- **Problem details**: Show only lines that include "democratico".

(Items from a data source)
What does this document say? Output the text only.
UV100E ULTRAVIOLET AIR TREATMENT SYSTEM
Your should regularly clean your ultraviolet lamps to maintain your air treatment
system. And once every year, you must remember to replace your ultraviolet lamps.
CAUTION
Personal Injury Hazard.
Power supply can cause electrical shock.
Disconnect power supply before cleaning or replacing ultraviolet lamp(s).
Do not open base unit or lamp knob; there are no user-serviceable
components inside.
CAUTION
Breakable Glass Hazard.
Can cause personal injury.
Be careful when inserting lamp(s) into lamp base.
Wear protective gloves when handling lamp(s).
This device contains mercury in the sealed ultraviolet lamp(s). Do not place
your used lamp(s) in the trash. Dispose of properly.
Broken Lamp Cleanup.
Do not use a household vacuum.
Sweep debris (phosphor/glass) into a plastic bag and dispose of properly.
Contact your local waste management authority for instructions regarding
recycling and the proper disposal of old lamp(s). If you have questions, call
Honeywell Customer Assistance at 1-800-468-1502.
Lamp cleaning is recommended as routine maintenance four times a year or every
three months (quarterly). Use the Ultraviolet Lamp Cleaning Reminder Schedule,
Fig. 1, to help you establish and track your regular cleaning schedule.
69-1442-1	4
==
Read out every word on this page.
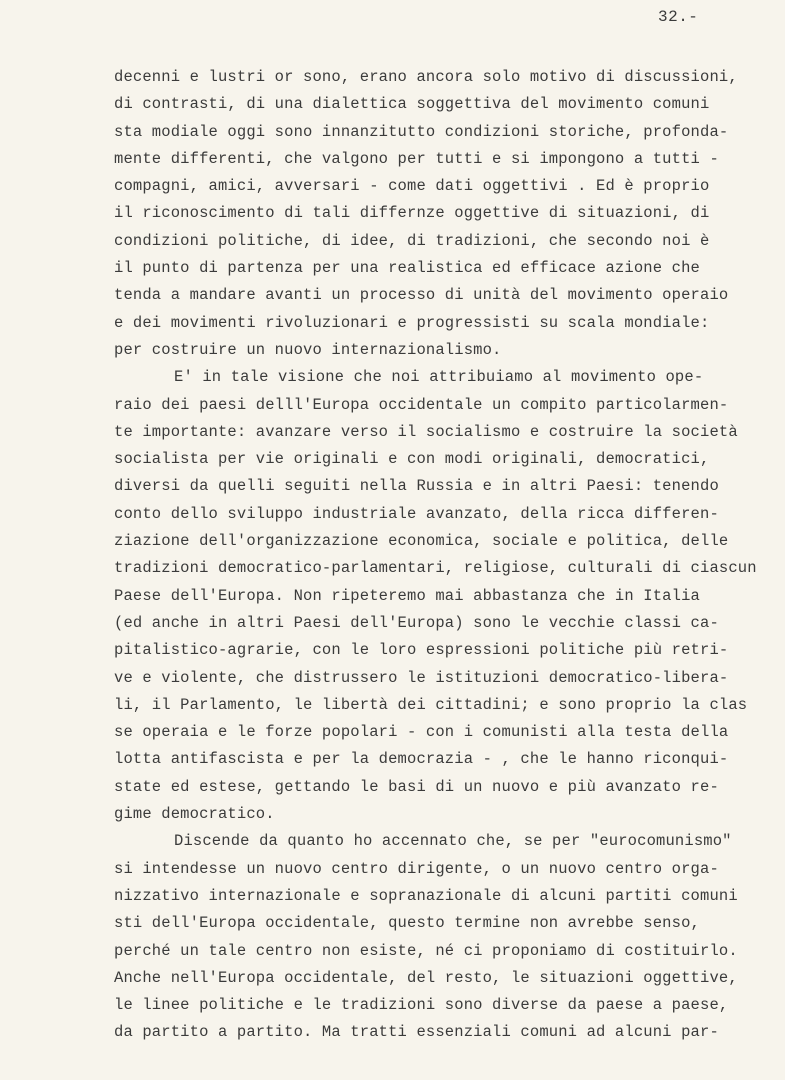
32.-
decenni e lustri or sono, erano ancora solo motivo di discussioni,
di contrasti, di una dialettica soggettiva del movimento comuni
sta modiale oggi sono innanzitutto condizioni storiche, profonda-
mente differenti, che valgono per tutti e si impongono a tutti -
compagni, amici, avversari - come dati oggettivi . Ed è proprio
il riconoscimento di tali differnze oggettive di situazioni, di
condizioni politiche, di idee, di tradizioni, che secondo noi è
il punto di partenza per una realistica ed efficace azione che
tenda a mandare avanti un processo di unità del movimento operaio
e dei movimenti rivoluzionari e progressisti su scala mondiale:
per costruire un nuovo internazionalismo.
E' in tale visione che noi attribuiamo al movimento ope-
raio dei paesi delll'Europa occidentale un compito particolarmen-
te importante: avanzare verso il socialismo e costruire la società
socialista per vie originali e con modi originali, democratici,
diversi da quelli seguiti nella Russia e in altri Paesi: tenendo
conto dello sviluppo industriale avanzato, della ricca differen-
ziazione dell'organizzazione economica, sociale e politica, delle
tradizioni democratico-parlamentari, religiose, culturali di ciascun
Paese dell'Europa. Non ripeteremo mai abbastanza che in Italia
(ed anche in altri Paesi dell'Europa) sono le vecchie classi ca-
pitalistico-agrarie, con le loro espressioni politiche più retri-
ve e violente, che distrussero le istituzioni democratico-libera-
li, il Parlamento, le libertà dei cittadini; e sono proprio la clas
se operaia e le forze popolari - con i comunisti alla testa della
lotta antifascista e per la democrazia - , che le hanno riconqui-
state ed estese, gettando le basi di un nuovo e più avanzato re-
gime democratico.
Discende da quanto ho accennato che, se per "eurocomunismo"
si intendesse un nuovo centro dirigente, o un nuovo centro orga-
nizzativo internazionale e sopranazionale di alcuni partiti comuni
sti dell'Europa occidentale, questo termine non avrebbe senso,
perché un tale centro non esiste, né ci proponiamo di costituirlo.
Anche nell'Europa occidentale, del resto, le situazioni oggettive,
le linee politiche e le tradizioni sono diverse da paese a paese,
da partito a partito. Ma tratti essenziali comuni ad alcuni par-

- **Result of this task**:
tradizioni democratico-parlamentari, religiose, culturali di ciascun
ve e violente, che distrussero le istituzioni democratico-libera-
gime democratico.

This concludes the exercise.